Figure content listings:
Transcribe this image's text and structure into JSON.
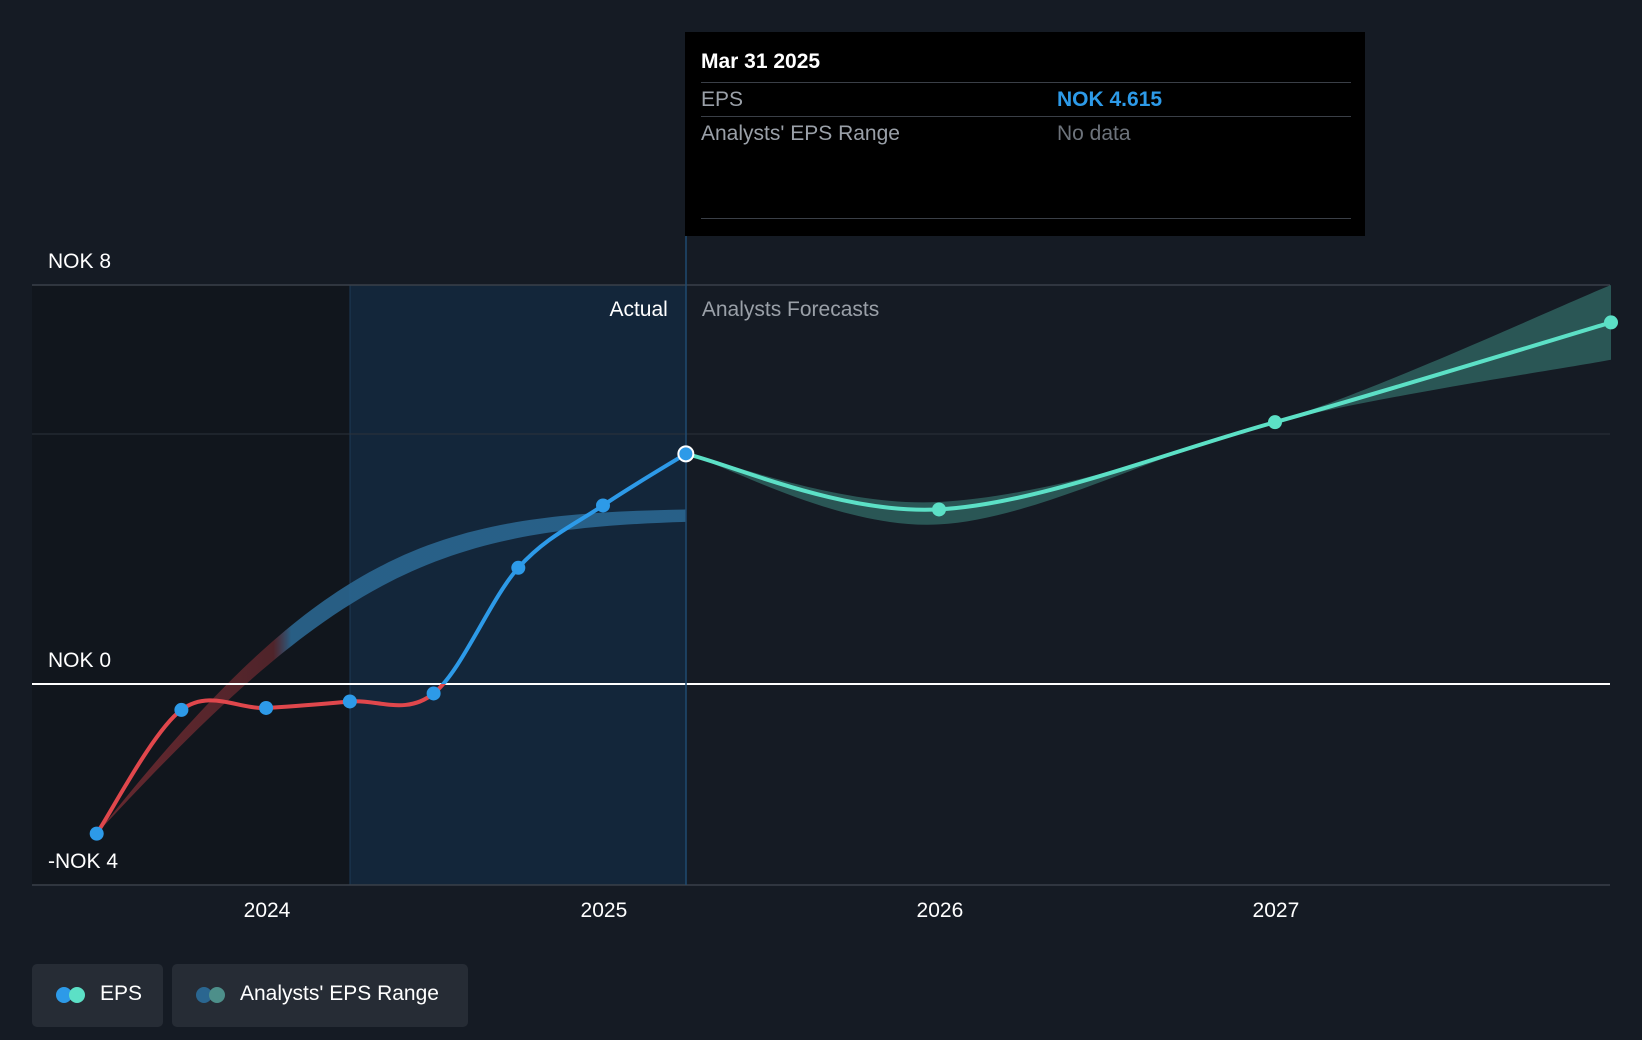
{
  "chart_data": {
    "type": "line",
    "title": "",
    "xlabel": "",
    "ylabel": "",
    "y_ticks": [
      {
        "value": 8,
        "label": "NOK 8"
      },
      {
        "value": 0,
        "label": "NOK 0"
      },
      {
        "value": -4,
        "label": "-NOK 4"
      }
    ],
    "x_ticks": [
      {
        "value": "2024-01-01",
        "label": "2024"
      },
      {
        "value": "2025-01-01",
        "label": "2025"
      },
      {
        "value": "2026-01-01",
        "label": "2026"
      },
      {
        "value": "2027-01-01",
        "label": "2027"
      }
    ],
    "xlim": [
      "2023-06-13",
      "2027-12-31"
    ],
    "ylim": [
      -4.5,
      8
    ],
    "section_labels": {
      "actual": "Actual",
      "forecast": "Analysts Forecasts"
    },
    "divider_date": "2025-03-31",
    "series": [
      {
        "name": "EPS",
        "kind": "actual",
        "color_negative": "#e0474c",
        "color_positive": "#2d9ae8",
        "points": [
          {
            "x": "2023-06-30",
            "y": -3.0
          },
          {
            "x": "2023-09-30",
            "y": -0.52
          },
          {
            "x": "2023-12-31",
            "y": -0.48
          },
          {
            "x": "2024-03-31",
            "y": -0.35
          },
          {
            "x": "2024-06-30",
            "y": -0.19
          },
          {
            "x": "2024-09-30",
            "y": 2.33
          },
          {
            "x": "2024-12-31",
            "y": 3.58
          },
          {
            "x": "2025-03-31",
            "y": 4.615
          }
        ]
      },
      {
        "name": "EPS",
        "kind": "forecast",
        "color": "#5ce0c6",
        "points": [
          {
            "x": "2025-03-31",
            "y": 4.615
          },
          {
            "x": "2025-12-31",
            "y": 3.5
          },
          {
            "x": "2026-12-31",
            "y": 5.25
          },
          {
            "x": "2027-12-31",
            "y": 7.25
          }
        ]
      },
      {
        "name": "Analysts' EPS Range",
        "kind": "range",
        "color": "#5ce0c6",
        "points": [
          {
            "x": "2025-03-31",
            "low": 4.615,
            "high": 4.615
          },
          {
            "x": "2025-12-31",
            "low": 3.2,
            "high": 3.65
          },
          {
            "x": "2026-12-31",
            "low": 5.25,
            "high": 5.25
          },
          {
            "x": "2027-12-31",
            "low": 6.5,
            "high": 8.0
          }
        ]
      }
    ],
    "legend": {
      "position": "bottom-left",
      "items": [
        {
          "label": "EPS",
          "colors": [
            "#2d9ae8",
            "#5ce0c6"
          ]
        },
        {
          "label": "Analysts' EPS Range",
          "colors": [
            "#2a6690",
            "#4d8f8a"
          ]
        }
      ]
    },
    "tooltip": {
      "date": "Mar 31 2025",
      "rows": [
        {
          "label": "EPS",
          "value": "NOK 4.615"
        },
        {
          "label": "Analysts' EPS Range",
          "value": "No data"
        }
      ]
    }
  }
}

--

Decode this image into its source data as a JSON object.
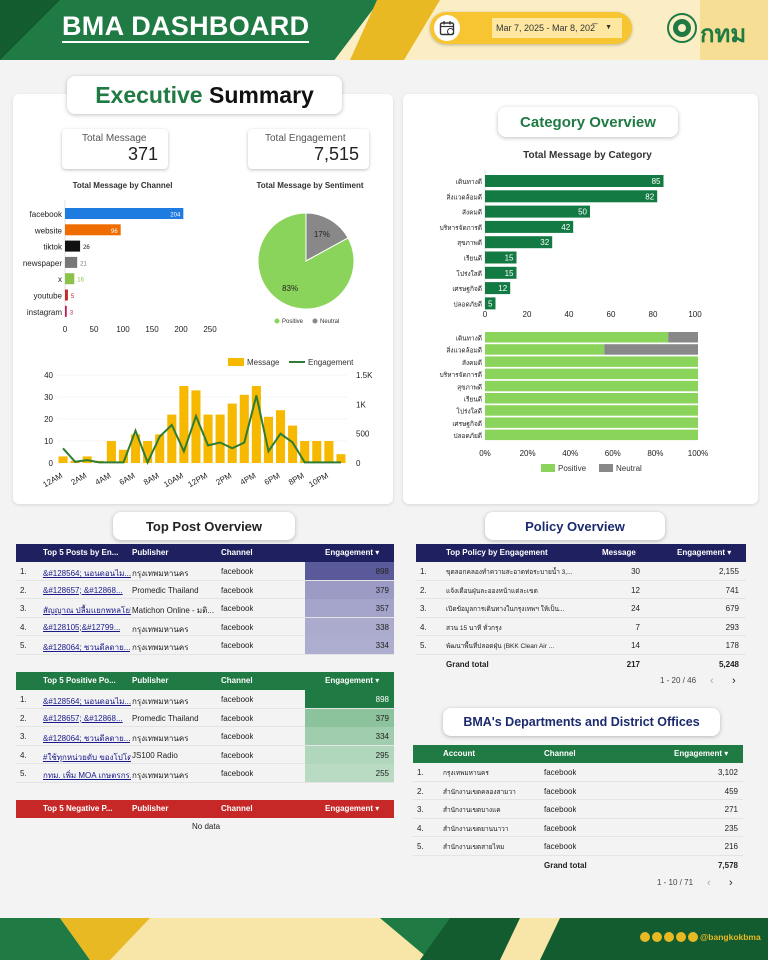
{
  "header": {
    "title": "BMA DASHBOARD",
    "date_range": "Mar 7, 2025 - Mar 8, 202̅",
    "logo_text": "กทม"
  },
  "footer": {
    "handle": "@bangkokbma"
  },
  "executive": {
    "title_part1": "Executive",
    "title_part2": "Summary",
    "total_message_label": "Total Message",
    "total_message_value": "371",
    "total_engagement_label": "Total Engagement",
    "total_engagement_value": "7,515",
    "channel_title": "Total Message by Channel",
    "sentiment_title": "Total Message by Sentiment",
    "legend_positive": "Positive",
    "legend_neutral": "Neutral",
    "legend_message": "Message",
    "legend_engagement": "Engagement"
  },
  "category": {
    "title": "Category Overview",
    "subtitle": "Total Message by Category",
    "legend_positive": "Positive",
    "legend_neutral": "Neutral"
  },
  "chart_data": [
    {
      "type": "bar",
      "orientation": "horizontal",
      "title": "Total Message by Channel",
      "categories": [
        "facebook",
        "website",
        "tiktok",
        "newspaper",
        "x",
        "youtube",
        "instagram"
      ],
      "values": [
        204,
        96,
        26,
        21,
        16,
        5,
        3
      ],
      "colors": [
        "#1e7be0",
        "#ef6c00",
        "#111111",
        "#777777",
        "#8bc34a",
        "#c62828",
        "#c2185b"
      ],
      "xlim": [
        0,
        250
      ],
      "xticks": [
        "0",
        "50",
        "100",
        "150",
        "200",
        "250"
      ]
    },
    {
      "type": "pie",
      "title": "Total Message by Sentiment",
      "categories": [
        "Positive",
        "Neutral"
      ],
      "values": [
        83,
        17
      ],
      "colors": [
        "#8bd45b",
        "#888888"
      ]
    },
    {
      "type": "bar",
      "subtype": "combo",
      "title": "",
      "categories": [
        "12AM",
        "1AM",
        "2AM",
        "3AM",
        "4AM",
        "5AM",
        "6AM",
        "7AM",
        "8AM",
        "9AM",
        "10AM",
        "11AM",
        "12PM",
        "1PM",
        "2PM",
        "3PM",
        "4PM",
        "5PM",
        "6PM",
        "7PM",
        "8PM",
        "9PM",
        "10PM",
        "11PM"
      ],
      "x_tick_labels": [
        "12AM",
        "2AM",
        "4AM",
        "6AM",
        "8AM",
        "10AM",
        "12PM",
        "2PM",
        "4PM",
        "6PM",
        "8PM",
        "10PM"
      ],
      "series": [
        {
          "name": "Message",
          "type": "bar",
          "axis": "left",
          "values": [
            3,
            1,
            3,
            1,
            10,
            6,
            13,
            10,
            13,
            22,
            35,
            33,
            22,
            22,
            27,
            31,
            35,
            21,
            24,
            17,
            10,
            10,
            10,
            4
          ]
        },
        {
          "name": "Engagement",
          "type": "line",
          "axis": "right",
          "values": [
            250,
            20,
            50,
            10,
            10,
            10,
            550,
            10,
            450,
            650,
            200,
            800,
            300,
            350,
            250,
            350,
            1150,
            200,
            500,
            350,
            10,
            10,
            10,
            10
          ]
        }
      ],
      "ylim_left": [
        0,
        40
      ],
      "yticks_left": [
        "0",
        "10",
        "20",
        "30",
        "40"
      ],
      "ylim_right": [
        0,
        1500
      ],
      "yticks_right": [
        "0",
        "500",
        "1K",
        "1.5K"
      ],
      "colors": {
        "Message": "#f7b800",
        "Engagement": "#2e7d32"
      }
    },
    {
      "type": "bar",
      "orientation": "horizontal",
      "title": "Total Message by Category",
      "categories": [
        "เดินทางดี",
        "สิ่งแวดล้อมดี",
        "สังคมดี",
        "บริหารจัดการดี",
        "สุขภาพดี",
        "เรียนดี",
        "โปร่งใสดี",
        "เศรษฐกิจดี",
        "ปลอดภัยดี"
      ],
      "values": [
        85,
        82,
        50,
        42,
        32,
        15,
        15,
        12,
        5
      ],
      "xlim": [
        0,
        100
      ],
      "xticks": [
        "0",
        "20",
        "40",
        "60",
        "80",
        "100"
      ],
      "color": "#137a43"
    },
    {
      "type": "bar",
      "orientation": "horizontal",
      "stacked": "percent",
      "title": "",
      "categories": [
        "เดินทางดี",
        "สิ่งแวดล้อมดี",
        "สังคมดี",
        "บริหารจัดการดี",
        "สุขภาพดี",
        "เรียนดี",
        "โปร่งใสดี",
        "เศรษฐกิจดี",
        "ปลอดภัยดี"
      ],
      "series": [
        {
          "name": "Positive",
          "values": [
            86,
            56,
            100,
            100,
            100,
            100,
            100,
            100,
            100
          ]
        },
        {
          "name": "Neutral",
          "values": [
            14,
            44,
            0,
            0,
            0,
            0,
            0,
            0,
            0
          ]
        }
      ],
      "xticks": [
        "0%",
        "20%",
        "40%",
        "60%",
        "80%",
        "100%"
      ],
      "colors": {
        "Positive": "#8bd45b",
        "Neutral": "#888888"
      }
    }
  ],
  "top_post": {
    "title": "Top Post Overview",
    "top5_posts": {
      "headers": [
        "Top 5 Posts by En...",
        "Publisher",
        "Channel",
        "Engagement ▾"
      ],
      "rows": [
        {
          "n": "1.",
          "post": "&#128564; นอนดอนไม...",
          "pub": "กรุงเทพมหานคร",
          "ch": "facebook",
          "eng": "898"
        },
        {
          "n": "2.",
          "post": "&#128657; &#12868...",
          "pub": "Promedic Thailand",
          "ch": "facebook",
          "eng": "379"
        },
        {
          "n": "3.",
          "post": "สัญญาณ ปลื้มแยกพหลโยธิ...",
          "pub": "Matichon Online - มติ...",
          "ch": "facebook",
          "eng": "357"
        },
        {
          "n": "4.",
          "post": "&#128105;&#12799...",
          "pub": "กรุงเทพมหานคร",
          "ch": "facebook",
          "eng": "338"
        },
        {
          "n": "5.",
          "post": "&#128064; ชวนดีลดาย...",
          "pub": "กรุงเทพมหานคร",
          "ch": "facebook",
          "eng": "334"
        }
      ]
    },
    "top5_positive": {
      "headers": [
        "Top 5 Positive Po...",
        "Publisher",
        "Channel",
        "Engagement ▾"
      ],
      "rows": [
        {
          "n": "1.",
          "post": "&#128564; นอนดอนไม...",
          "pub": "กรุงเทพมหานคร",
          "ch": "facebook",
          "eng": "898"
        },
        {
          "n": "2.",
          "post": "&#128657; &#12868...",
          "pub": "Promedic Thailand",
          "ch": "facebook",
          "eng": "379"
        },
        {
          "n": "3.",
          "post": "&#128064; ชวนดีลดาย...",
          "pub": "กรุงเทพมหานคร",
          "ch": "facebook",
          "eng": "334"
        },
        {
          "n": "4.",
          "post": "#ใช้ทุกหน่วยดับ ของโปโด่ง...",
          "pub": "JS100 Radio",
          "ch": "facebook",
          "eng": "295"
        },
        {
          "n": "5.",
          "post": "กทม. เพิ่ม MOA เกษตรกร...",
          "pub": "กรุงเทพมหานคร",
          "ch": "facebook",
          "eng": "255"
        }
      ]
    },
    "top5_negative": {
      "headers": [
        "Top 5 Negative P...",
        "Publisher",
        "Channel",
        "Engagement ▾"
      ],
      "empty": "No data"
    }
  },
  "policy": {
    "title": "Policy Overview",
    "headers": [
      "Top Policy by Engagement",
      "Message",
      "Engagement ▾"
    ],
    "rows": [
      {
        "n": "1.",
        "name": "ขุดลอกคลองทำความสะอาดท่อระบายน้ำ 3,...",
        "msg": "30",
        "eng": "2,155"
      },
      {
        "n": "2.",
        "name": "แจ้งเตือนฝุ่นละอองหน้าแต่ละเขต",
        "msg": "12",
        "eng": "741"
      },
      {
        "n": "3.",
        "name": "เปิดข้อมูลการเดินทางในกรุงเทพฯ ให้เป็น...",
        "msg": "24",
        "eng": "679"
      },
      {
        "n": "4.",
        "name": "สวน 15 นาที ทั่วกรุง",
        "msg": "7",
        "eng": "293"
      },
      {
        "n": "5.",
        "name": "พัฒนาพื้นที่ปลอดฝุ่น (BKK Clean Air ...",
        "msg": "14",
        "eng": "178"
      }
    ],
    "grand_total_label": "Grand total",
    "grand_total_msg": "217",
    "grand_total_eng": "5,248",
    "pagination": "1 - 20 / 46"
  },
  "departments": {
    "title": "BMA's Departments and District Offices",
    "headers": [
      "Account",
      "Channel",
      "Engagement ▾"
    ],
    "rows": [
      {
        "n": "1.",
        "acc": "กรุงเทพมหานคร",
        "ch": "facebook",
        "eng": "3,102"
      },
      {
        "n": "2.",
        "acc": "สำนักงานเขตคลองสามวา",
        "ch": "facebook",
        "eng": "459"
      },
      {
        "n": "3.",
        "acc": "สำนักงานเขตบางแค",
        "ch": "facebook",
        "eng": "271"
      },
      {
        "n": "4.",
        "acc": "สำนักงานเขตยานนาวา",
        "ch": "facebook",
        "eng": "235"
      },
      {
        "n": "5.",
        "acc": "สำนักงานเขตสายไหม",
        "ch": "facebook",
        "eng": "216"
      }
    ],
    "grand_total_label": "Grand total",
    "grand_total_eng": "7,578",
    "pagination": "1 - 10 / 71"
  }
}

* * *

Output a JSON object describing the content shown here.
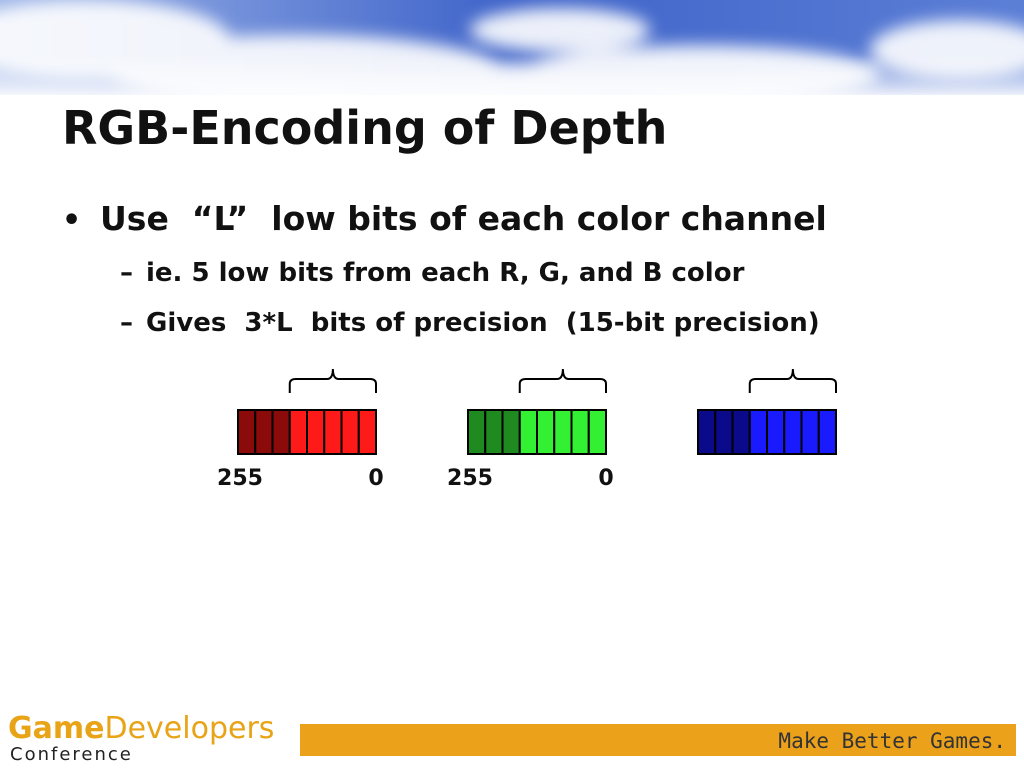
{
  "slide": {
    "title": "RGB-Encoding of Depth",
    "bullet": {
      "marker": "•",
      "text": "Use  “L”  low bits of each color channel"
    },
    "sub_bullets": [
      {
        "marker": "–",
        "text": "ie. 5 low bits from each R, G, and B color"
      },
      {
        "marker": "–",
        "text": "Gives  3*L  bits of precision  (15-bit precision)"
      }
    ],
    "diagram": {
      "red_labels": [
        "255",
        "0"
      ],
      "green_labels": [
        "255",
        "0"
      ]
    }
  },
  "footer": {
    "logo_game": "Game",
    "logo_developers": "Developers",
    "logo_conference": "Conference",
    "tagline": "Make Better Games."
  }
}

__DIRECTIONS__. Look for the word "forecast" and return every line where it occurs.

__ANSWER TO THE EXERCISE__.
      "forecast": "Analysts Forecasts"
        "kind": "forecast",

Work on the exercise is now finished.